(Stored entries)
•••••

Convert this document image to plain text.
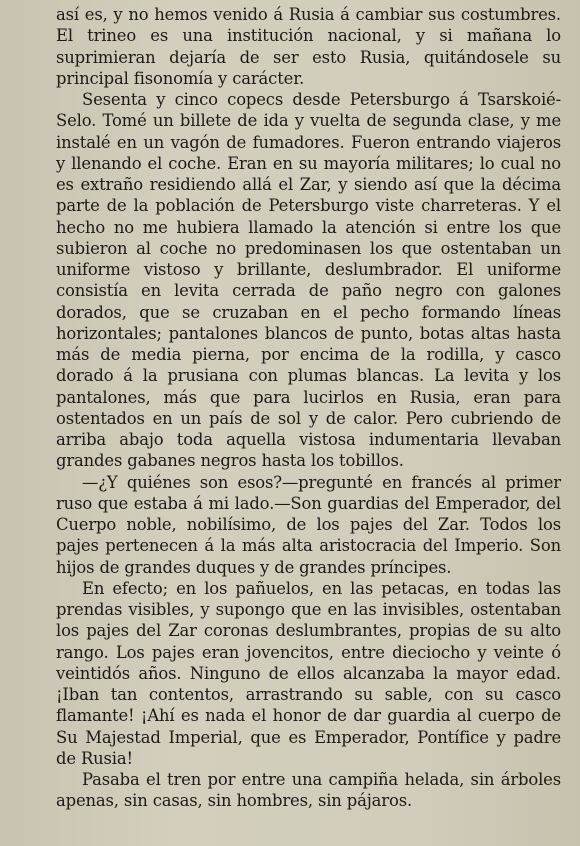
así es, y no hemos venido á Rusia á cambiar sus costumbres. El trineo es una institución nacional, y si mañana lo suprimieran dejaría de ser esto Rusia, quitándosele su principal fisonomía y carácter.

Sesenta y cinco copecs desde Petersburgo á Tsarskoié-Selo. Tomé un billete de ida y vuelta de segunda clase, y me instalé en un vagón de fumadores. Fueron entrando viajeros y llenando el coche. Eran en su mayoría militares; lo cual no es extraño residiendo allá el Zar, y siendo así que la décima parte de la población de Petersburgo viste charreteras. Y el hecho no me hubiera llamado la atención si entre los que subieron al coche no predominasen los que ostentaban un uniforme vistoso y brillante, deslumbrador. El uniforme consistía en levita cerrada de paño negro con galones dorados, que se cruzaban en el pecho formando líneas horizontales; pantalones blancos de punto, botas altas hasta más de media pierna, por encima de la rodilla, y casco dorado á la prusiana con plumas blancas. La levita y los pantalones, más que para lucirlos en Rusia, eran para ostentados en un país de sol y de calor. Pero cubriendo de arriba abajo toda aquella vistosa indumentaria llevaban grandes gabanes negros hasta los tobillos.

—¿Y quiénes son esos?—pregunté en francés al primer ruso que estaba á mi lado.—Son guardias del Emperador, del Cuerpo noble, nobilísimo, de los pajes del Zar. Todos los pajes pertenecen á la más alta aristocracia del Imperio. Son hijos de grandes duques y de grandes príncipes.

En efecto; en los pañuelos, en las petacas, en todas las prendas visibles, y supongo que en las invisibles, ostentaban los pajes del Zar coronas deslumbrantes, propias de su alto rango. Los pajes eran jovencitos, entre dieciocho y veinte ó veintidós años. Ninguno de ellos alcanzaba la mayor edad. ¡Iban tan contentos, arrastrando su sable, con su casco flamante! ¡Ahí es nada el honor de dar guardia al cuerpo de Su Majestad Imperial, que es Emperador, Pontífice y padre de Rusia!

Pasaba el tren por entre una campiña helada, sin árboles apenas, sin casas, sin hombres, sin pájaros.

•••••

_Stated goal_
Repeat the material above verbatim. Leave the pictures behind.

_Answer to the exercise_
Convert this document image to plain text.
así es, y no hemos venido á Rusia á cambiar sus costumbres. El trineo es una institución nacional, y si mañana lo suprimieran dejaría de ser esto Rusia, quitándosele su principal fisonomía y carácter.

Sesenta y cinco copecs desde Petersburgo á Tsarskoié-Selo. Tomé un billete de ida y vuelta de segunda clase, y me instalé en un vagón de fumadores. Fueron entrando viajeros y llenando el coche. Eran en su mayoría militares; lo cual no es extraño residiendo allá el Zar, y siendo así que la décima parte de la población de Petersburgo viste charreteras. Y el hecho no me hubiera llamado la atención si entre los que subieron al coche no predominasen los que ostentaban un uniforme vistoso y brillante, deslumbrador. El uniforme consistía en levita cerrada de paño negro con galones dorados, que se cruzaban en el pecho formando líneas horizontales; pantalones blancos de punto, botas altas hasta más de media pierna, por encima de la rodilla, y casco dorado á la prusiana con plumas blancas. La levita y los pantalones, más que para lucirlos en Rusia, eran para ostentados en un país de sol y de calor. Pero cubriendo de arriba abajo toda aquella vistosa indumentaria llevaban grandes gabanes negros hasta los tobillos.

—¿Y quiénes son esos?—pregunté en francés al primer ruso que estaba á mi lado.—Son guardias del Emperador, del Cuerpo noble, nobilísimo, de los pajes del Zar. Todos los pajes pertenecen á la más alta aristocracia del Imperio. Son hijos de grandes duques y de grandes príncipes.

En efecto; en los pañuelos, en las petacas, en todas las prendas visibles, y supongo que en las invisibles, ostentaban los pajes del Zar coronas deslumbrantes, propias de su alto rango. Los pajes eran jovencitos, entre dieciocho y veinte ó veintidós años. Ninguno de ellos alcanzaba la mayor edad. ¡Iban tan contentos, arrastrando su sable, con su casco flamante! ¡Ahí es nada el honor de dar guardia al cuerpo de Su Majestad Imperial, que es Emperador, Pontífice y padre de Rusia!

Pasaba el tren por entre una campiña helada, sin árboles apenas, sin casas, sin hombres, sin pájaros.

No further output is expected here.